• PROBLEM STATEMENT: Revise the records below by changing every instance of "Equilar 500" to "Equilar 500 Index", keeping all other lines and text the same, and leave the pictures out.

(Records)

════════════════════

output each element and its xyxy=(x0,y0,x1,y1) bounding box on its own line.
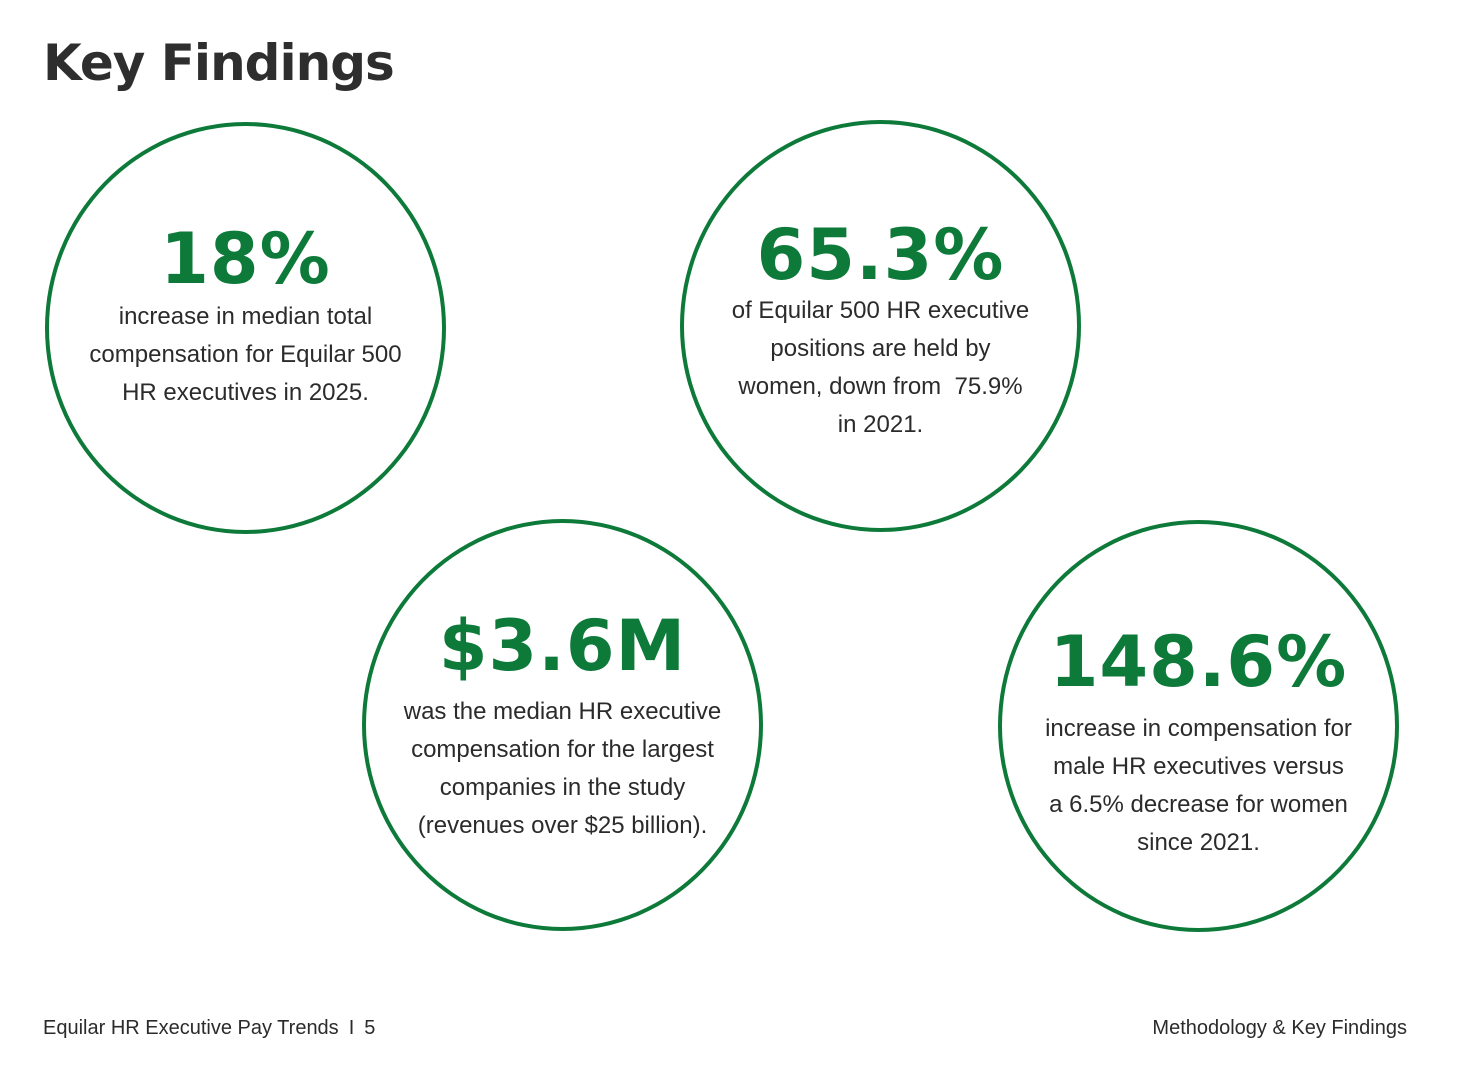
finding-description-line: since 2021. xyxy=(1137,829,1260,856)
finding-description-line: in 2021. xyxy=(837,411,924,438)
finding-circle-women-positions: 65.3% of Equilar 500 HR executive positi… xyxy=(680,120,1081,532)
page-title: Key Findings xyxy=(43,34,395,92)
finding-value: 18% xyxy=(160,218,331,300)
footer-separator: I xyxy=(348,1017,355,1039)
footer-section-name: Methodology & Key Findings xyxy=(1152,1017,1407,1039)
finding-description-line: compensation for Equilar 500 xyxy=(89,341,402,368)
finding-value: 148.6% xyxy=(1049,621,1348,703)
finding-description-line: companies in the study xyxy=(439,774,686,801)
finding-description-line: HR executives in 2025. xyxy=(122,379,369,406)
finding-description-line: women, down from 75.9% xyxy=(738,373,1023,400)
finding-description: increase in median total compensation fo… xyxy=(66,298,426,412)
publication-name: Equilar HR Executive Pay Trends xyxy=(43,1017,339,1039)
finding-value: 65.3% xyxy=(756,214,1005,296)
finding-description-line: increase in median total xyxy=(118,303,373,330)
page-number: 5 xyxy=(364,1017,376,1039)
finding-description-line: (revenues over $25 billion). xyxy=(417,812,708,839)
finding-description: increase in compensation for male HR exe… xyxy=(1024,710,1374,862)
finding-description: was the median HR executive compensation… xyxy=(388,693,738,845)
footer-publication: Equilar HR Executive Pay Trends I 5 xyxy=(43,1017,375,1040)
finding-description-line: male HR executives versus xyxy=(1053,753,1344,780)
finding-description-line: a 6.5% decrease for women xyxy=(1049,791,1348,818)
finding-description: of Equilar 500 HR executive positions ar… xyxy=(716,292,1046,444)
finding-description-line: was the median HR executive xyxy=(403,698,722,725)
finding-description-line: positions are held by xyxy=(770,335,991,362)
finding-circle-gender-compensation: 148.6% increase in compensation for male… xyxy=(998,520,1399,932)
finding-circle-median-compensation: 18% increase in median total compensatio… xyxy=(45,122,446,534)
finding-description-line: increase in compensation for xyxy=(1045,715,1352,742)
finding-circle-largest-companies: $3.6M was the median HR executive compen… xyxy=(362,519,763,931)
finding-description-line: compensation for the largest xyxy=(411,736,714,763)
finding-description-line: of Equilar 500 HR executive xyxy=(731,297,1030,324)
finding-value: $3.6M xyxy=(438,605,687,687)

════════════════════

• FINAL RESULT:
output each element and its xyxy=(x0,y0,x1,y1) bounding box on its own line.
finding-description-line: since 2021. xyxy=(1137,829,1260,856)
finding-description-line: in 2021. xyxy=(837,411,924,438)
finding-circle-women-positions: 65.3% of Equilar 500 Index HR executive positi… xyxy=(680,120,1081,532)
page-title: Key Findings xyxy=(43,34,395,92)
finding-value: 18% xyxy=(160,218,331,300)
footer-separator: I xyxy=(348,1017,355,1039)
footer-section-name: Methodology & Key Findings xyxy=(1152,1017,1407,1039)
finding-description-line: compensation for Equilar 500 Index xyxy=(89,341,402,368)
finding-value: 148.6% xyxy=(1049,621,1348,703)
finding-description-line: companies in the study xyxy=(439,774,686,801)
finding-description-line: HR executives in 2025. xyxy=(122,379,369,406)
finding-description-line: women, down from 75.9% xyxy=(738,373,1023,400)
finding-description: increase in median total compensation fo… xyxy=(66,298,426,412)
publication-name: Equilar HR Executive Pay Trends xyxy=(43,1017,339,1039)
finding-value: 65.3% xyxy=(756,214,1005,296)
finding-description-line: increase in median total xyxy=(118,303,373,330)
page-number: 5 xyxy=(364,1017,376,1039)
finding-description-line: (revenues over $25 billion). xyxy=(417,812,708,839)
finding-description: increase in compensation for male HR exe… xyxy=(1024,710,1374,862)
finding-description: was the median HR executive compensation… xyxy=(388,693,738,845)
footer-publication: Equilar HR Executive Pay Trends I 5 xyxy=(43,1017,375,1040)
finding-description-line: male HR executives versus xyxy=(1053,753,1344,780)
finding-description-line: a 6.5% decrease for women xyxy=(1049,791,1348,818)
finding-description: of Equilar 500 Index HR executive positions ar… xyxy=(716,292,1046,444)
finding-description-line: was the median HR executive xyxy=(403,698,722,725)
finding-description-line: positions are held by xyxy=(770,335,991,362)
finding-circle-gender-compensation: 148.6% increase in compensation for male… xyxy=(998,520,1399,932)
finding-circle-median-compensation: 18% increase in median total compensatio… xyxy=(45,122,446,534)
finding-description-line: increase in compensation for xyxy=(1045,715,1352,742)
finding-circle-largest-companies: $3.6M was the median HR executive compen… xyxy=(362,519,763,931)
finding-description-line: compensation for the largest xyxy=(411,736,714,763)
finding-description-line: of Equilar 500 Index HR executive xyxy=(731,297,1030,324)
finding-value: $3.6M xyxy=(438,605,687,687)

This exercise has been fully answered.